----- MATERIAL FOR THIS EXERCISE
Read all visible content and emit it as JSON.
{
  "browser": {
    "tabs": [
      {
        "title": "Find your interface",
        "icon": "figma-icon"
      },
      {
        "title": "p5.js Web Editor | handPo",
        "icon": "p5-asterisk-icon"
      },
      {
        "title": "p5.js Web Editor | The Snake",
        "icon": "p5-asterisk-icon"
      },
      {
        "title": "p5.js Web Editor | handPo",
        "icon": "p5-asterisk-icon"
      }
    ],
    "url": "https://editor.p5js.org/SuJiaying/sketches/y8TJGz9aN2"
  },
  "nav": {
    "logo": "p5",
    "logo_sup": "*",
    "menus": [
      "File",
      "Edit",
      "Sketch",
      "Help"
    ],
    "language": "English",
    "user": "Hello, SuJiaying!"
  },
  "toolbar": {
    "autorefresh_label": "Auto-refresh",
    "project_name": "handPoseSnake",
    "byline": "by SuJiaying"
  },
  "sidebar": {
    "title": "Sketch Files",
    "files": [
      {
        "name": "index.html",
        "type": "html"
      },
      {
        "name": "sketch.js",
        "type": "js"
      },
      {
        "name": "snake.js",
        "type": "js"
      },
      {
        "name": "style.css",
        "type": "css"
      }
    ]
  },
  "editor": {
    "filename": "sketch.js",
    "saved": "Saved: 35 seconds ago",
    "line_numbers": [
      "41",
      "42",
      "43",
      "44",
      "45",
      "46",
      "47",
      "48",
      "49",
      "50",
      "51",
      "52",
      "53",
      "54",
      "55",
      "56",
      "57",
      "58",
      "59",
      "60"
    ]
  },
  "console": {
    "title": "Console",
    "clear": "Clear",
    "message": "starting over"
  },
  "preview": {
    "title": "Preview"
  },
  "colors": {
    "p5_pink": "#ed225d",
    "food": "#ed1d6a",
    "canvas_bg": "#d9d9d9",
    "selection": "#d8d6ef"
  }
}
----------
Extract each line holding the string "title".

▸ **SOLUTION TO THIS TASK**:
        "title": "Find your interface",
        "title": "p5.js Web Editor | handPo",
        "title": "p5.js Web Editor | The Snake",
        "title": "p5.js Web Editor | handPo",
    "title": "Sketch Files",
    "title": "Console",
    "title": "Preview"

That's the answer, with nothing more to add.